• Problem details
Restate the listing that follows word for word, without its pictures.

══ Listed records ══

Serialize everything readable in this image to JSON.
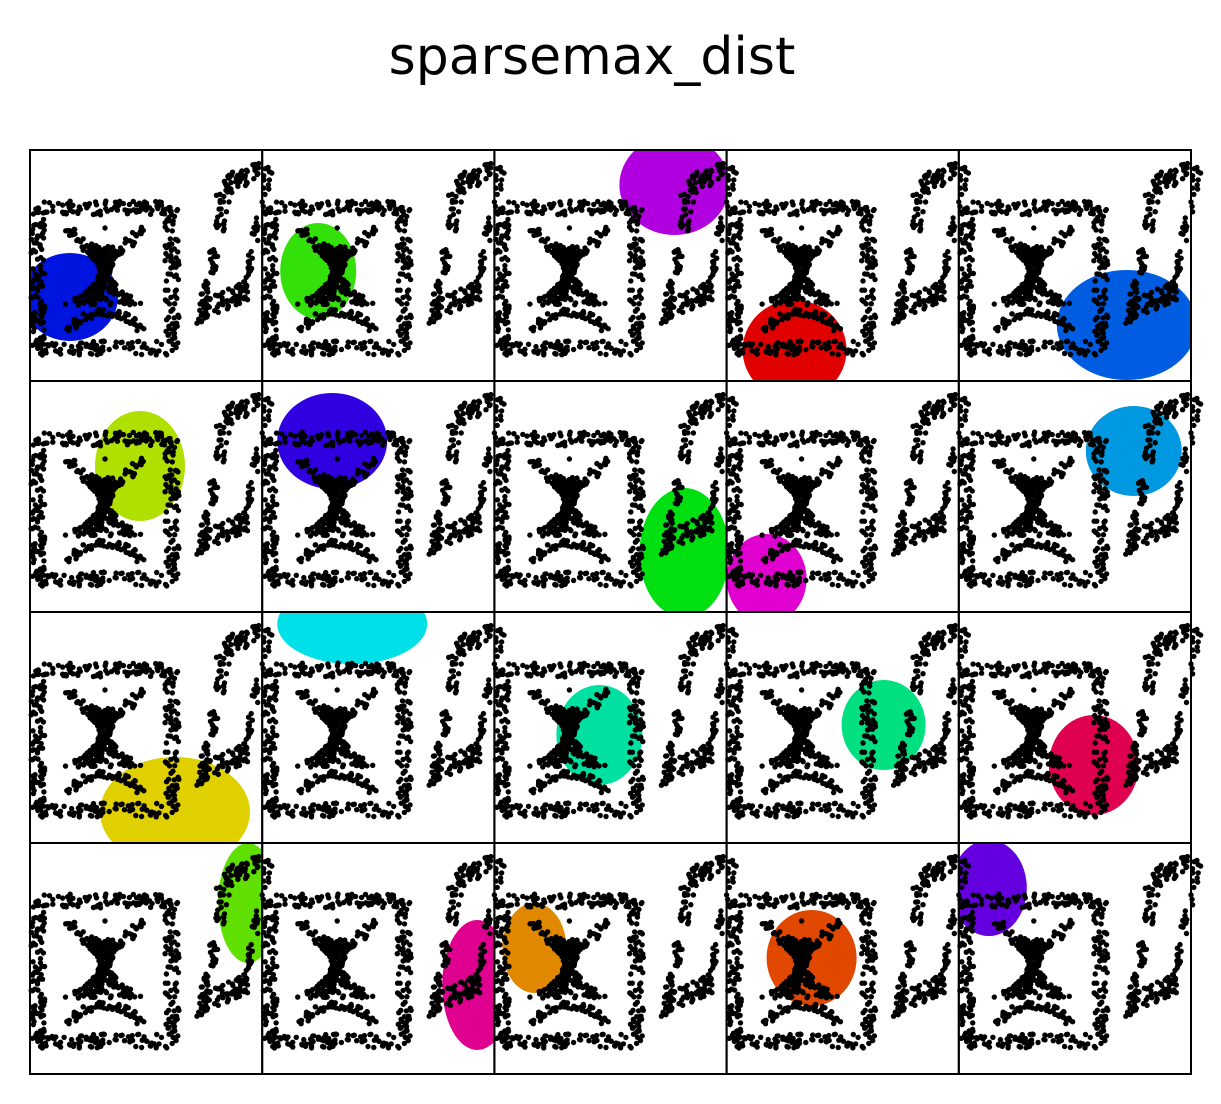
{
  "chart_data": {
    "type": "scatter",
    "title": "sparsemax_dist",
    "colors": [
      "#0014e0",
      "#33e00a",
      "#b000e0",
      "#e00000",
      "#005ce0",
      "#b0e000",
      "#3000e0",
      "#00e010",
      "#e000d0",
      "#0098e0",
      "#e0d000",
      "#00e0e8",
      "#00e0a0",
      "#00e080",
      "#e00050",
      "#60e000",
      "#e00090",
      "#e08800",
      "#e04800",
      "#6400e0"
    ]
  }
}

═══

• Answer below
Serialize everything readable in this image to JSON.
{
  "chart_data": {
    "type": "scatter",
    "title": "sparsemax_dist",
    "colors": [
      "#0014e0",
      "#33e00a",
      "#b000e0",
      "#e00000",
      "#005ce0",
      "#b0e000",
      "#3000e0",
      "#00e010",
      "#e000d0",
      "#0098e0",
      "#e0d000",
      "#00e0e8",
      "#00e0a0",
      "#00e080",
      "#e00050",
      "#60e000",
      "#e00090",
      "#e08800",
      "#e04800",
      "#6400e0"
    ]
  }
}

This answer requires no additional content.